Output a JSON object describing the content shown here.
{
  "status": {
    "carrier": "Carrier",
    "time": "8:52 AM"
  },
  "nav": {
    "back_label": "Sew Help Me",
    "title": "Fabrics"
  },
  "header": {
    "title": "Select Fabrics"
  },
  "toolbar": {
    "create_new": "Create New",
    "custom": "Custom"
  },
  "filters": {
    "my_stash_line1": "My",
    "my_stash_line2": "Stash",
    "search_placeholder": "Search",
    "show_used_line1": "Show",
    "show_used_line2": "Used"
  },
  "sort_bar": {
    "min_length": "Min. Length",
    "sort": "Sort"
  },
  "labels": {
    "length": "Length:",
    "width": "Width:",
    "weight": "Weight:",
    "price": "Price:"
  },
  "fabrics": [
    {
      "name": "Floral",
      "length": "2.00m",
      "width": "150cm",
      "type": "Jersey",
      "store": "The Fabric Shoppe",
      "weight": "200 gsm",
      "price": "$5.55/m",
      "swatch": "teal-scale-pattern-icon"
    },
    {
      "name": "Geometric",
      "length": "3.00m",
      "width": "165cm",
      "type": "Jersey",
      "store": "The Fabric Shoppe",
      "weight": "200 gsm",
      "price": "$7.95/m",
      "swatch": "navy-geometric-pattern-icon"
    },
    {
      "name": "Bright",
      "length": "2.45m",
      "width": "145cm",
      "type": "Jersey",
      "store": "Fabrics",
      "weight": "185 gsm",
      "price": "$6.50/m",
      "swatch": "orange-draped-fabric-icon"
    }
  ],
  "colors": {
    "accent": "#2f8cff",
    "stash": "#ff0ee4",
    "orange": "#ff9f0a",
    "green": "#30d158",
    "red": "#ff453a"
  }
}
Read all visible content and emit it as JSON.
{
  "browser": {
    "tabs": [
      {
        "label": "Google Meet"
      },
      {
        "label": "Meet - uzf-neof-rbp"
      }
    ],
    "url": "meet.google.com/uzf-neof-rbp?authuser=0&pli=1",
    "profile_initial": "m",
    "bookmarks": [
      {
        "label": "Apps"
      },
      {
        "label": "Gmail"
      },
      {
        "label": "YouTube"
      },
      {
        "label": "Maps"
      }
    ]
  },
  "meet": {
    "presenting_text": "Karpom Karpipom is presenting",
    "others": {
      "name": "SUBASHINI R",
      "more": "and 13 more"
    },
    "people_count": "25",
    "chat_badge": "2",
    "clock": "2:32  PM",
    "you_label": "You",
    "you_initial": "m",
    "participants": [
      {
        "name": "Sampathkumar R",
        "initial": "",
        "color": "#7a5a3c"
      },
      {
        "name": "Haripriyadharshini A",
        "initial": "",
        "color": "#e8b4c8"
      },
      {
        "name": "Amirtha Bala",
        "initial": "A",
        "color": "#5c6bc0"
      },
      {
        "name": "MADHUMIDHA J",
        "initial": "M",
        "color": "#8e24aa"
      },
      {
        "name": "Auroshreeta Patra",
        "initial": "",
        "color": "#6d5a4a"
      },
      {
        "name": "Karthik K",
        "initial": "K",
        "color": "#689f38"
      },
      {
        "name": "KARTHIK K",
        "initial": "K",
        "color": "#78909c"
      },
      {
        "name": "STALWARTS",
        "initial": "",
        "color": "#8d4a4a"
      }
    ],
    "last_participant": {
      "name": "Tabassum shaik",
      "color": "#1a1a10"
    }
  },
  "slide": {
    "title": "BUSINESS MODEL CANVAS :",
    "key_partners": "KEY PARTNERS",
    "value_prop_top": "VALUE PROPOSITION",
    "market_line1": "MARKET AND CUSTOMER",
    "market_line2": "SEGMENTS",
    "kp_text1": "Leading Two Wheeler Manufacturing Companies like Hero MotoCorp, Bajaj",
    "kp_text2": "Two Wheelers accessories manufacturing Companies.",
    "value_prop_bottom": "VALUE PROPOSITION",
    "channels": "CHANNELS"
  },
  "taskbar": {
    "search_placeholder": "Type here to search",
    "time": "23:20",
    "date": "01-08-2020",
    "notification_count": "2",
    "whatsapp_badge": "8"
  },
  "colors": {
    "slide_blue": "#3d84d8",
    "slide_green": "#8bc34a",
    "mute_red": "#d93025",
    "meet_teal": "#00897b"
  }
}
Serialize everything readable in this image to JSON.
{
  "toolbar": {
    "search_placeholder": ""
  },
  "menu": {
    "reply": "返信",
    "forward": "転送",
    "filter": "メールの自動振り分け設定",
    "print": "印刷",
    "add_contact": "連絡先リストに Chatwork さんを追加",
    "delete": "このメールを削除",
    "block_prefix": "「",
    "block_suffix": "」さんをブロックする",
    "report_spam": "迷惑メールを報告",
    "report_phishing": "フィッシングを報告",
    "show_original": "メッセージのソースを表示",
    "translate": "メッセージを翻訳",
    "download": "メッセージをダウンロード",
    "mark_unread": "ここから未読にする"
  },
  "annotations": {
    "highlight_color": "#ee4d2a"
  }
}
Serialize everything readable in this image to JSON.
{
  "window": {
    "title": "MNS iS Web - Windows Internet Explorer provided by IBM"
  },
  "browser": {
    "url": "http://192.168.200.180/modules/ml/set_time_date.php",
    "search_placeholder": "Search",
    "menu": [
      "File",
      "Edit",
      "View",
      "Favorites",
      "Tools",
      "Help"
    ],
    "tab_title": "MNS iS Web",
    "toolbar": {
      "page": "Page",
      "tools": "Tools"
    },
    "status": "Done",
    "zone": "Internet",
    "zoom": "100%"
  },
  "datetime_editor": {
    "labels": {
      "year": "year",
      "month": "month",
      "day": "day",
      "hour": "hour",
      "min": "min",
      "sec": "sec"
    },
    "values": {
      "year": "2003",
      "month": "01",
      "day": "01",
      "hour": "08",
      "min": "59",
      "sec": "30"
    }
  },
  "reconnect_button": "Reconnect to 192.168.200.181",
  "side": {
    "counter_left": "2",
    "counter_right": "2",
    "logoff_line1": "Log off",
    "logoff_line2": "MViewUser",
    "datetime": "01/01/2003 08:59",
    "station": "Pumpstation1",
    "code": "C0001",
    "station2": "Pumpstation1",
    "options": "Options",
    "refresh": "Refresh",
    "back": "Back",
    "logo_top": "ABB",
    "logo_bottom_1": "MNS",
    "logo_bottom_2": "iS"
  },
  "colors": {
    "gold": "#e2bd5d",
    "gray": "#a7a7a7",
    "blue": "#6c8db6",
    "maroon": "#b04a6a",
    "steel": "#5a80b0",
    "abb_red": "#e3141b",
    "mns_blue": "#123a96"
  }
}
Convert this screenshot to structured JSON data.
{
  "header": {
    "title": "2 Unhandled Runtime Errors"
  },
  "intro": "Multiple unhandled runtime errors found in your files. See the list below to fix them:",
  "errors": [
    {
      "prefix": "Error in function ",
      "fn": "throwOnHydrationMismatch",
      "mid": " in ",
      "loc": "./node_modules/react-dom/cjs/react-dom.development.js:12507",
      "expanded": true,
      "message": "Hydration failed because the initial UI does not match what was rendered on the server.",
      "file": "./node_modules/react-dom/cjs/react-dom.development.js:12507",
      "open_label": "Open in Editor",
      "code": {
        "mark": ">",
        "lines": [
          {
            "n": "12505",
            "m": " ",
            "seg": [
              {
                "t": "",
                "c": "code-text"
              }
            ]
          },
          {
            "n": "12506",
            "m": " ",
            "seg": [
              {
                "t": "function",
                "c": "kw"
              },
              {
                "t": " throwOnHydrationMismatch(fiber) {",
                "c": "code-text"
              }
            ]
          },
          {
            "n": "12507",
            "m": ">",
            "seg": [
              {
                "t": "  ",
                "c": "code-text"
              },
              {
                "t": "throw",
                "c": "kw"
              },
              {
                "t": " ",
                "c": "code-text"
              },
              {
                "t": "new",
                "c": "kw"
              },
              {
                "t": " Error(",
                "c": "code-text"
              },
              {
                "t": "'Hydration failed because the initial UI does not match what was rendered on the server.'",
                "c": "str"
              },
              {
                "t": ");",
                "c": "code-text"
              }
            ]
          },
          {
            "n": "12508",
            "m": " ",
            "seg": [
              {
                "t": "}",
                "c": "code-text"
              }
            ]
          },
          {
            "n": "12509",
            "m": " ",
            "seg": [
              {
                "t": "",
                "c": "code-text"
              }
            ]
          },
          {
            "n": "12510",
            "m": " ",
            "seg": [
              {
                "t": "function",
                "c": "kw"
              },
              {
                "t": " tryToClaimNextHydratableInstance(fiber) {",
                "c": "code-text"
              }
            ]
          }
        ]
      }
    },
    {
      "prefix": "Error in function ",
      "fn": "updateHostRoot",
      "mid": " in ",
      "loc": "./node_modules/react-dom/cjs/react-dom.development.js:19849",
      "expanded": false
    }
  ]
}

--

- Short task -
Scan the material line by line and report each one that contains "does".

- Answer to the problem -
      "message": "Hydration failed because the initial UI does not match what was rendered on the server.",
                "t": "'Hydration failed because the initial UI does not match what was rendered on the server.'",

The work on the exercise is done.